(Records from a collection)
--------

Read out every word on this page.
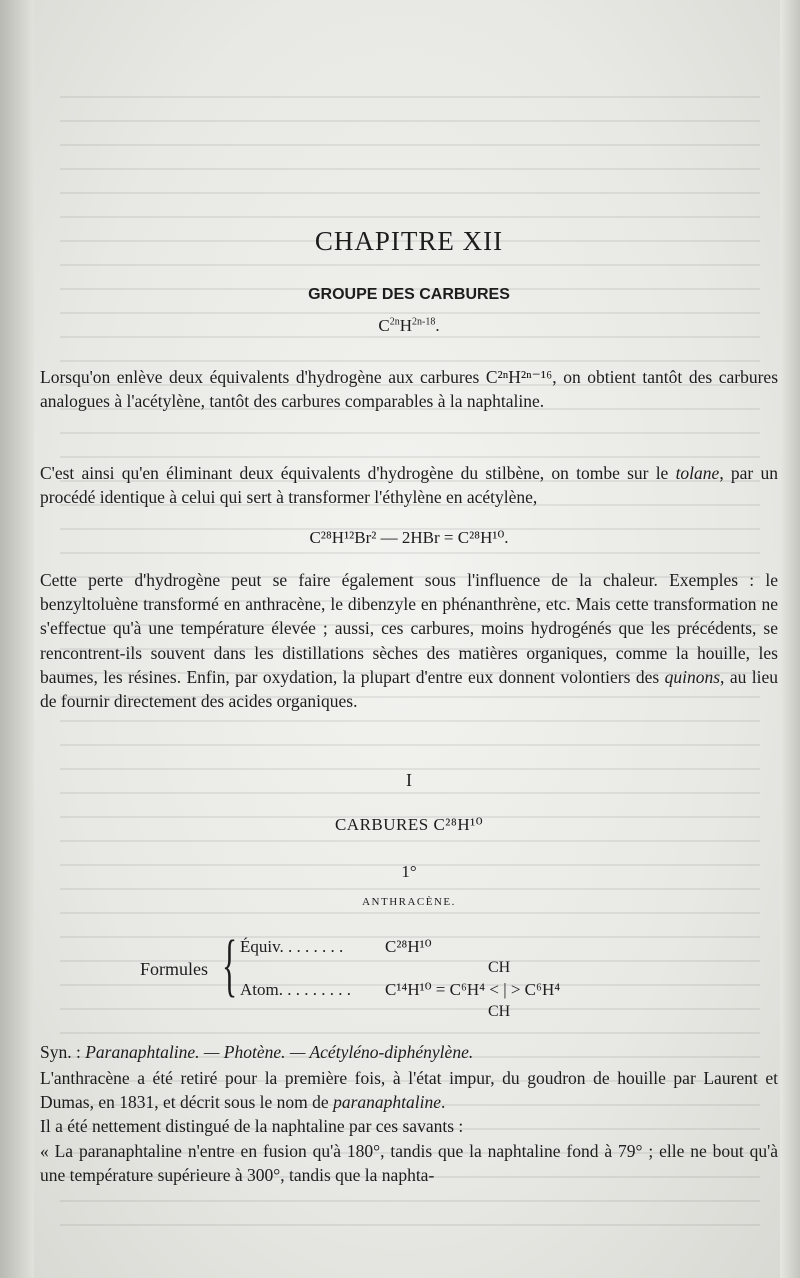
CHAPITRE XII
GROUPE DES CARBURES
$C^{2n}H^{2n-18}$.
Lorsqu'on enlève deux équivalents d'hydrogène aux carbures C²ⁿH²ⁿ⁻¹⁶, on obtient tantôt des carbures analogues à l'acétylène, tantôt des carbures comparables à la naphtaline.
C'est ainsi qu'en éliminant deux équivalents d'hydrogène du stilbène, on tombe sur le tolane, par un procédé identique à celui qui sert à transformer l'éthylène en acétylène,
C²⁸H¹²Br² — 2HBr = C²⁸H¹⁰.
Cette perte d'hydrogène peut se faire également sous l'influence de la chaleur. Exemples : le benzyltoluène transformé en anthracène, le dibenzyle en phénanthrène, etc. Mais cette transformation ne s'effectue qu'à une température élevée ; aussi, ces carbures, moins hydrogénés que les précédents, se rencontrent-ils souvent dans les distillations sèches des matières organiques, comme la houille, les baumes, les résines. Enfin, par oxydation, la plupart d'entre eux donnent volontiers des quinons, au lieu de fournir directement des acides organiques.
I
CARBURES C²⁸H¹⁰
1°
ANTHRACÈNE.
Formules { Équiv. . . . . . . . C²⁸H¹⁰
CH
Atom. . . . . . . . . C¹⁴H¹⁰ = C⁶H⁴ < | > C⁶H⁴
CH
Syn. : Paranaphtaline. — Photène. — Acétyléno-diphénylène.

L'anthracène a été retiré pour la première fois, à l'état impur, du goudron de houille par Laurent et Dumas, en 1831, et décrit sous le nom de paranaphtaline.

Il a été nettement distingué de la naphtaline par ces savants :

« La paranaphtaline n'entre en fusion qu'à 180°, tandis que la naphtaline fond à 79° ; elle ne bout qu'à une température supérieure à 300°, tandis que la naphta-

--------

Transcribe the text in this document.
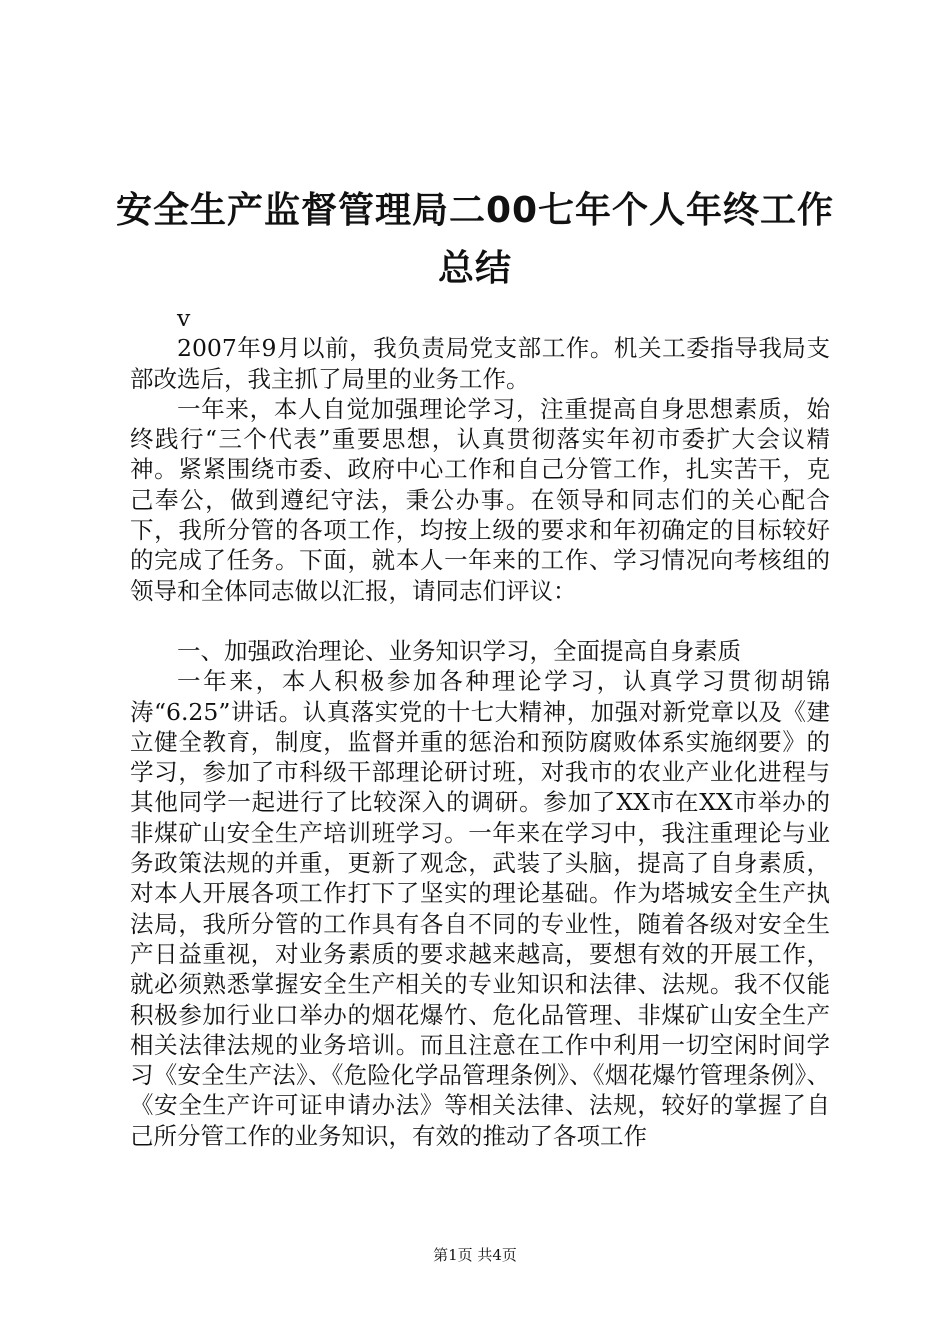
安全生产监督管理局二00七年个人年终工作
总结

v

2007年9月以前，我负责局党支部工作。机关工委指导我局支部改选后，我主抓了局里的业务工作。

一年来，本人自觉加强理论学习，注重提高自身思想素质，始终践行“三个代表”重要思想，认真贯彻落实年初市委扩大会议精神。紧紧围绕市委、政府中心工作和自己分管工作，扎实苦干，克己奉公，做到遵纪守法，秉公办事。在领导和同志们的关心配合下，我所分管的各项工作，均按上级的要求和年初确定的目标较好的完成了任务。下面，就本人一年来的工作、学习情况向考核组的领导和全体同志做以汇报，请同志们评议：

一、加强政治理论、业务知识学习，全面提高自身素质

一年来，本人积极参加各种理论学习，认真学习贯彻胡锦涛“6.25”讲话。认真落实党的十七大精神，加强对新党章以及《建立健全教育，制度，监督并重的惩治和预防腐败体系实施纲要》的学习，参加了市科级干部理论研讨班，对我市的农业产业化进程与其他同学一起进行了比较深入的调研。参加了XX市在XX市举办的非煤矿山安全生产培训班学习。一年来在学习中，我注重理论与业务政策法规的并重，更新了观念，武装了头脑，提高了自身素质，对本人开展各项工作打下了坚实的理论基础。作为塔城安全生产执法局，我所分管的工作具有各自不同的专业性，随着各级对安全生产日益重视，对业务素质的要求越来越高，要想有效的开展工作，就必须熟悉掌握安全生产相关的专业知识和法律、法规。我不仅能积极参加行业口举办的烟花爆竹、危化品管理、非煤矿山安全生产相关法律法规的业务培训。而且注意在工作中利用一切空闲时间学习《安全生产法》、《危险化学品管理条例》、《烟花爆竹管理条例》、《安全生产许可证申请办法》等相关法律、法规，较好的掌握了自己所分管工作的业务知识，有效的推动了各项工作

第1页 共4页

--------

* _PROMPT_
Search the records above for the string "deux". Copy every line that contains it.

* _SOLUTION FOR THIS EXERCISE_
Lorsqu'on enlève deux équivalents d'hydrogène aux carbures C²ⁿH²ⁿ⁻¹⁶, on obtient tantôt des carbures analogues à l'acétylène, tantôt des carbures comparables à la naphtaline.
C'est ainsi qu'en éliminant deux équivalents d'hydrogène du stilbène, on tombe sur le tolane, par un procédé identique à celui qui sert à transformer l'éthylène en acétylène,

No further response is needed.